— Begin —

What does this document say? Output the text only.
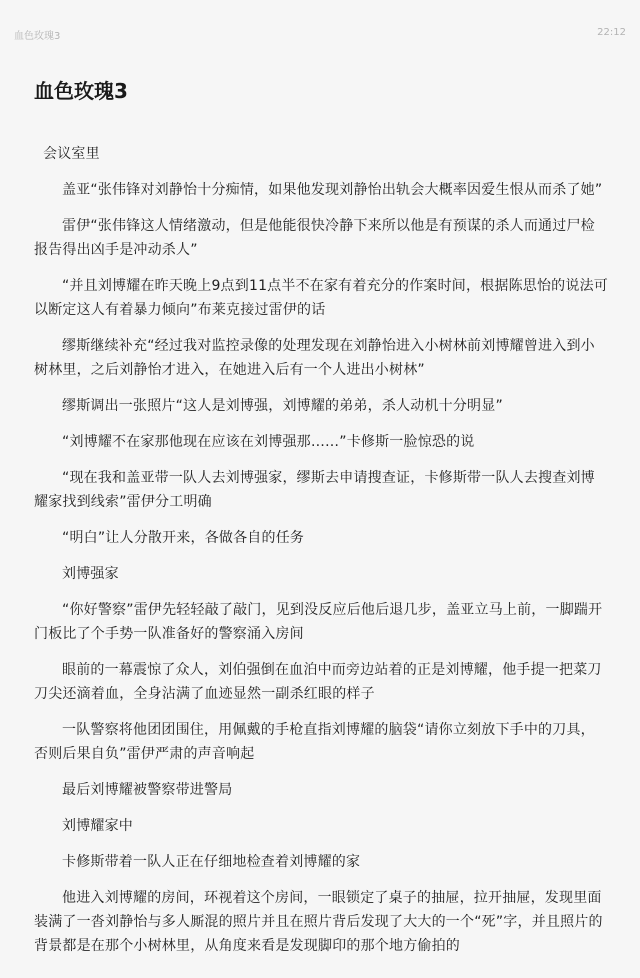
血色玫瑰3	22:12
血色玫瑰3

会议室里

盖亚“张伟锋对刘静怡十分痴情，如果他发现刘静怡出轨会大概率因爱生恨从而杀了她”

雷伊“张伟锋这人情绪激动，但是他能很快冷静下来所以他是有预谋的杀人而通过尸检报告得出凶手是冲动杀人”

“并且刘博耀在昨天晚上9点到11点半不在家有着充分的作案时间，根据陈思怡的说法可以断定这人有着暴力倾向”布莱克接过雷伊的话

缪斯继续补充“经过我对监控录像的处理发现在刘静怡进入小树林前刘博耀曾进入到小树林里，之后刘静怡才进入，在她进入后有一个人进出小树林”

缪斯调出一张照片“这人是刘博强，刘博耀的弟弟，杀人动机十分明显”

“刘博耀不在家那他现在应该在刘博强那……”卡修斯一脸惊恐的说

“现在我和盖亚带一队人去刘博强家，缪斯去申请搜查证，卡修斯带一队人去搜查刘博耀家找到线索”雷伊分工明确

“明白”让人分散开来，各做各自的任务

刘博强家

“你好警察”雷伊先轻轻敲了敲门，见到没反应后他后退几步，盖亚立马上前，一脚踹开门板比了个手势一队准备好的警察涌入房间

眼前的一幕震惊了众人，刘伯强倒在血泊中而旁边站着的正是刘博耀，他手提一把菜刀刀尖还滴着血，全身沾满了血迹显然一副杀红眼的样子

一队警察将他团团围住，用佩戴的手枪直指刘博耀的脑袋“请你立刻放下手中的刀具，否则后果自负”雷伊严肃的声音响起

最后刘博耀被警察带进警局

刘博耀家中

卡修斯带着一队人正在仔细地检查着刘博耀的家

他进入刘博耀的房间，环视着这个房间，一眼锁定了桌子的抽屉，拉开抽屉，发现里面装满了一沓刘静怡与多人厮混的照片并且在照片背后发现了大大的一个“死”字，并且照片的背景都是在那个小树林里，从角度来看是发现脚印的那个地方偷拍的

— End —
— Begin —

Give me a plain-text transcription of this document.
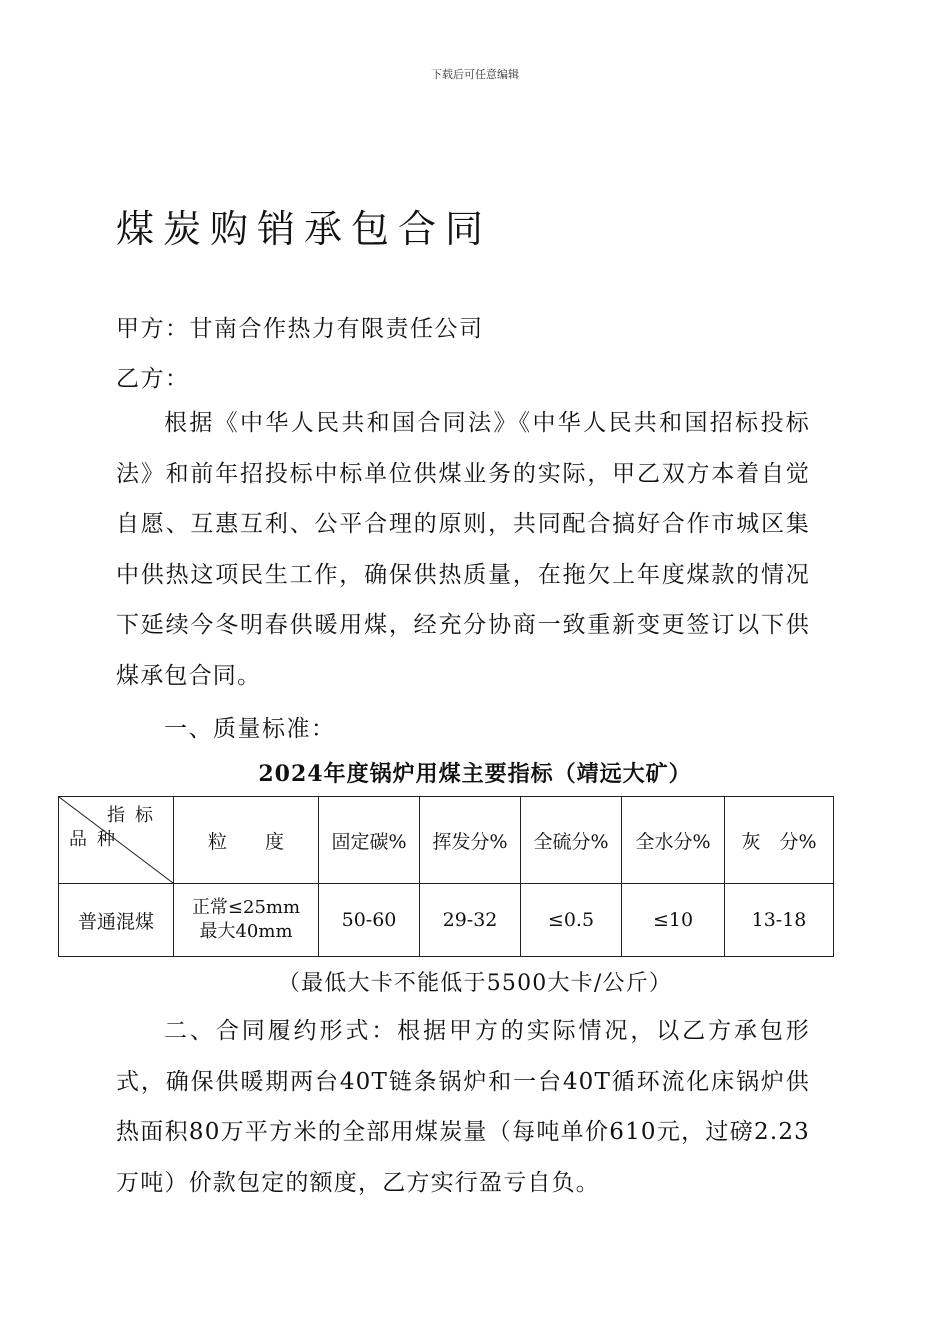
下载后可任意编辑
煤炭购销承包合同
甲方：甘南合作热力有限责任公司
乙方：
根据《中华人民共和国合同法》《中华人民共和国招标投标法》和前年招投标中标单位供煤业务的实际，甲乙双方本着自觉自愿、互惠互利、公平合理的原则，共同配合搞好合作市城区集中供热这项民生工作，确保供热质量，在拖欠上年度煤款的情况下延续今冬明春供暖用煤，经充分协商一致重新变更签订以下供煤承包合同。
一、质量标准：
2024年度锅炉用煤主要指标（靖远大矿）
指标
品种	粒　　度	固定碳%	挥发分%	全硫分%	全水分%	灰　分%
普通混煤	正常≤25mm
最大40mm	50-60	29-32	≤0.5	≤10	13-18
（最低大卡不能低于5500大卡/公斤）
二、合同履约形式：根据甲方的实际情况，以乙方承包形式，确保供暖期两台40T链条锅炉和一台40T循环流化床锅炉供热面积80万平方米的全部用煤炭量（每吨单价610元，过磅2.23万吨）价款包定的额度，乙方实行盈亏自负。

— End —

**Task details**: Where does the word "text" appear? Return each line that holds it.

**Answer**:
What does this document say? Output the text only.
Give me a plain-text transcription of this document.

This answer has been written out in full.